Stored data:
## begin
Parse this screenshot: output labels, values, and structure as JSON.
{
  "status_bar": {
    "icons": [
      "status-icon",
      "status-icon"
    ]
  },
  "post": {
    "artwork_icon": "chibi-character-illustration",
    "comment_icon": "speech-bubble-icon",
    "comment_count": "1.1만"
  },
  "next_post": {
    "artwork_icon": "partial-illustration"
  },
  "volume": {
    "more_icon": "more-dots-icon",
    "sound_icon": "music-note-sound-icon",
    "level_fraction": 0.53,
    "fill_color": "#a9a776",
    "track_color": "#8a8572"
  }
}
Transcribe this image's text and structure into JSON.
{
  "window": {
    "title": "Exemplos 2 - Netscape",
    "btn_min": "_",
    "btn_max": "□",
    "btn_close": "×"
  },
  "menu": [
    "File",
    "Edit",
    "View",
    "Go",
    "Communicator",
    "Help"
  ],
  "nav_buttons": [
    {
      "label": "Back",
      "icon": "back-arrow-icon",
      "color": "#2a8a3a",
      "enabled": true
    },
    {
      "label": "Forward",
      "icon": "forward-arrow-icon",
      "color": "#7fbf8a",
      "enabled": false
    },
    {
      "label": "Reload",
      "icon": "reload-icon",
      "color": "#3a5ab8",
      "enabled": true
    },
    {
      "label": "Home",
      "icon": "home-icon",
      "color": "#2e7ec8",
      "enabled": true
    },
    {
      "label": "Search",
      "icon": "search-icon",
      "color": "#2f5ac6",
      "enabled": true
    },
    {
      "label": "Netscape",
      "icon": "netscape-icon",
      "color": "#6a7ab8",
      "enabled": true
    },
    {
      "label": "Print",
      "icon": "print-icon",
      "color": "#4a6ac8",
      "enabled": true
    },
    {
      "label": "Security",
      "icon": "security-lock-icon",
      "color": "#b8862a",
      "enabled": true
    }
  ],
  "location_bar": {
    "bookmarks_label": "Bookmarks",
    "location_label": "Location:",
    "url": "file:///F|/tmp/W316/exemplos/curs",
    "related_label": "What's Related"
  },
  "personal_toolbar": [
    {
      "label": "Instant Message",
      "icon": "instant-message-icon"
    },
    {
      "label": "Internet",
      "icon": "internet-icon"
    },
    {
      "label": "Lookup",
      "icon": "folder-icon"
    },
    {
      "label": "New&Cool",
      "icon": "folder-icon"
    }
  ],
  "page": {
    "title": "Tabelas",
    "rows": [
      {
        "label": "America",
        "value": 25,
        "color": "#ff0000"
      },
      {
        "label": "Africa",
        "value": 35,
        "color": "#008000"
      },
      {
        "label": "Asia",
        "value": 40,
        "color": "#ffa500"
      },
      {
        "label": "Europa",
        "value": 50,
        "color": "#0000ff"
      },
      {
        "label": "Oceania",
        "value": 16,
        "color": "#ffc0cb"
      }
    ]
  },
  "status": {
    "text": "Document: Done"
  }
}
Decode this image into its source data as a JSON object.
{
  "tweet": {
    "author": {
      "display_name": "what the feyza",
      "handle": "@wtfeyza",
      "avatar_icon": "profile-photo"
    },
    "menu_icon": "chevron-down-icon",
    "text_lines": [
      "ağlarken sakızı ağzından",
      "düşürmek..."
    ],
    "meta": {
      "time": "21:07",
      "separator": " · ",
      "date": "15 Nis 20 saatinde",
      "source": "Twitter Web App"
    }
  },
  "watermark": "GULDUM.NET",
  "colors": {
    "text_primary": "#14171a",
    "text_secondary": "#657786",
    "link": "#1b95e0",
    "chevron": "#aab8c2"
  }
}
## end
Exercise description:
Every line in the data that holds "arrow" should be copied out.

In response:
      "icon": "back-arrow-icon",
      "icon": "forward-arrow-icon",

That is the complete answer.